- **Task directions**:
From the extract on the Kartvelian languages below, list every English name it gives for the language family.

- **Extract to read**:
···

Language family indigenous to the South Caucasus

The Kartvelian languages (/kɑrtˈvɛliən, -ˈviːl-/ kart-VEL-ee-ən-,_---VEEL--; ქართველური ენები), also known as South Caucasian or Kartvelic languages, are a language family indigenous to the South Caucasus and spoken primarily in Georgia. There are approximately 5 million Georgian language speakers worldwide. The Kartvelian family is not related to any other language family in the world, making it one of the primary language families.

The most widely spoken Kartvelian language, and the only literary language in the family, is standard Georgian. The earliest written source attesting to the existence of any Kartvelian language is an Old Georgian inscription located at the now-defunct Georgian Orthodox monastery near Bethlehem, dated to c. 430 AD. Georgian scripts are used to write all Kartvelian languages.

== Status ==
Georgian is the official language of Georgia (spoken by 90% of the population) and serves as its main language for literary and business use. It is written with an original and distinctive alphabet, and the oldest surviving literary text dates from the 5th century AD. The old Georgian script seems to have been distinct from every other language, but their alphabetical order largely corresponds to the Greek alphabet, with the exception of letters denoting uniquely Georgian sounds, which are grouped at the end.

···

- **Stored records**:
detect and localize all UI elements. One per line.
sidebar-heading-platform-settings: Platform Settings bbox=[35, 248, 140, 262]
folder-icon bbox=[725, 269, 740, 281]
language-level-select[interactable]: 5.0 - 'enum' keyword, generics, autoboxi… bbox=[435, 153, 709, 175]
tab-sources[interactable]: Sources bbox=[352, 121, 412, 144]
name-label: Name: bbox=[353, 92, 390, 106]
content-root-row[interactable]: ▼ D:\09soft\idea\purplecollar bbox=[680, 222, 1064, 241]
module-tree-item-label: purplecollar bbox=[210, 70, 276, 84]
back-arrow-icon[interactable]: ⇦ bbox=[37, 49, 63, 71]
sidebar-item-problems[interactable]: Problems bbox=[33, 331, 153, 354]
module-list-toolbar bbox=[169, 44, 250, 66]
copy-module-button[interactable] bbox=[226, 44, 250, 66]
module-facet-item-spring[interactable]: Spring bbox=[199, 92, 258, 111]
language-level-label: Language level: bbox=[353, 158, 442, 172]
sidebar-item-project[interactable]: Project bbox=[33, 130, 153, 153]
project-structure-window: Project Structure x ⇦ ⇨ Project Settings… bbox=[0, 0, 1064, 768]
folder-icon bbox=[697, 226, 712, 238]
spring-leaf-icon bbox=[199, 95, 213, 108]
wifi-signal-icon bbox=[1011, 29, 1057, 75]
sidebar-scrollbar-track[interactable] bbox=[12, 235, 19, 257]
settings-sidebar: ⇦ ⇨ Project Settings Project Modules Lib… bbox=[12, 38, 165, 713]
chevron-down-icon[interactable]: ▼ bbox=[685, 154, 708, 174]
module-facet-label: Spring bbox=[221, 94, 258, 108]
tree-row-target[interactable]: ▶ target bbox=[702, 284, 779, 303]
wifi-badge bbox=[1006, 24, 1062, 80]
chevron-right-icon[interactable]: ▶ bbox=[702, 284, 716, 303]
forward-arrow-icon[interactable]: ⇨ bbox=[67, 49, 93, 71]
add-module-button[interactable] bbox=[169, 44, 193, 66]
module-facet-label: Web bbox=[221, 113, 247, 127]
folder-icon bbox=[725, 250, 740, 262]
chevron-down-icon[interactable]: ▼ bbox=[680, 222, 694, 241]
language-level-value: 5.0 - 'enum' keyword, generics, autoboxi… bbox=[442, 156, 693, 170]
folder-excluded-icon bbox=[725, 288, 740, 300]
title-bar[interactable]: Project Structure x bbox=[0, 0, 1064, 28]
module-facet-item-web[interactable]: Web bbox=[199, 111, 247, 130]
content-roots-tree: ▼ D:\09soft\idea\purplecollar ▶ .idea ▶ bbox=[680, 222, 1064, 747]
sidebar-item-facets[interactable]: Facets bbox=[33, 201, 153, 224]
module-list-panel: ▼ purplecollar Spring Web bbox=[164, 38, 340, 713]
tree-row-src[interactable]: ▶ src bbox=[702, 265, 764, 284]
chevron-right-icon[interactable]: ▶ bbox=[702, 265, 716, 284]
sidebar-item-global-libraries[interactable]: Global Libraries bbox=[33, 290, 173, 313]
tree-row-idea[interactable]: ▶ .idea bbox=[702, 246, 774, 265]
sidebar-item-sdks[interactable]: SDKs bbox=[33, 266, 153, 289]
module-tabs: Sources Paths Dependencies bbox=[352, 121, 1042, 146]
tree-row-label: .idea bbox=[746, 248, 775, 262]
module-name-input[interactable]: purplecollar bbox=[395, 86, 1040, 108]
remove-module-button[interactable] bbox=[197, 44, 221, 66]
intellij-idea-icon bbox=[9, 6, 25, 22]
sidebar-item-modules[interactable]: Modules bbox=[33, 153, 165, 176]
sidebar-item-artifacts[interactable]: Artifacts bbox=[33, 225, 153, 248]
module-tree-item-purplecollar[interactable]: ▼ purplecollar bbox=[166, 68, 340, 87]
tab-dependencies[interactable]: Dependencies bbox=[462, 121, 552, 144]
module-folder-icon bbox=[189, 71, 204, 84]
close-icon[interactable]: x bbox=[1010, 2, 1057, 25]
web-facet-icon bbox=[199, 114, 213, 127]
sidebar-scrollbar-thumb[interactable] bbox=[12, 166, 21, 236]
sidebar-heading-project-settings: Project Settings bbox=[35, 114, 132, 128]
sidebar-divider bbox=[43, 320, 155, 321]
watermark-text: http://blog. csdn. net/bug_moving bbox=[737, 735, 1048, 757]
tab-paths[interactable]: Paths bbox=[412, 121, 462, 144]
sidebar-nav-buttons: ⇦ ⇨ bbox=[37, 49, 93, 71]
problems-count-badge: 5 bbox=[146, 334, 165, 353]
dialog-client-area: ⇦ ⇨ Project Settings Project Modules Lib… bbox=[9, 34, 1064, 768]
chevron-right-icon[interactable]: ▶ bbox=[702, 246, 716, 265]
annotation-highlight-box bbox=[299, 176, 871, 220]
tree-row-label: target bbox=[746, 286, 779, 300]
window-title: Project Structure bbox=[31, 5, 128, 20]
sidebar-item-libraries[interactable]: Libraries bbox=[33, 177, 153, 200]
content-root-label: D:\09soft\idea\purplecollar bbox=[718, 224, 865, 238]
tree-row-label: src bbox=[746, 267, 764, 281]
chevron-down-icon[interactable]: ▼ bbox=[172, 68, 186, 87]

···

- **Reply to the exercise**:
Kartvelian languages, South Caucasian languages, Kartvelic languages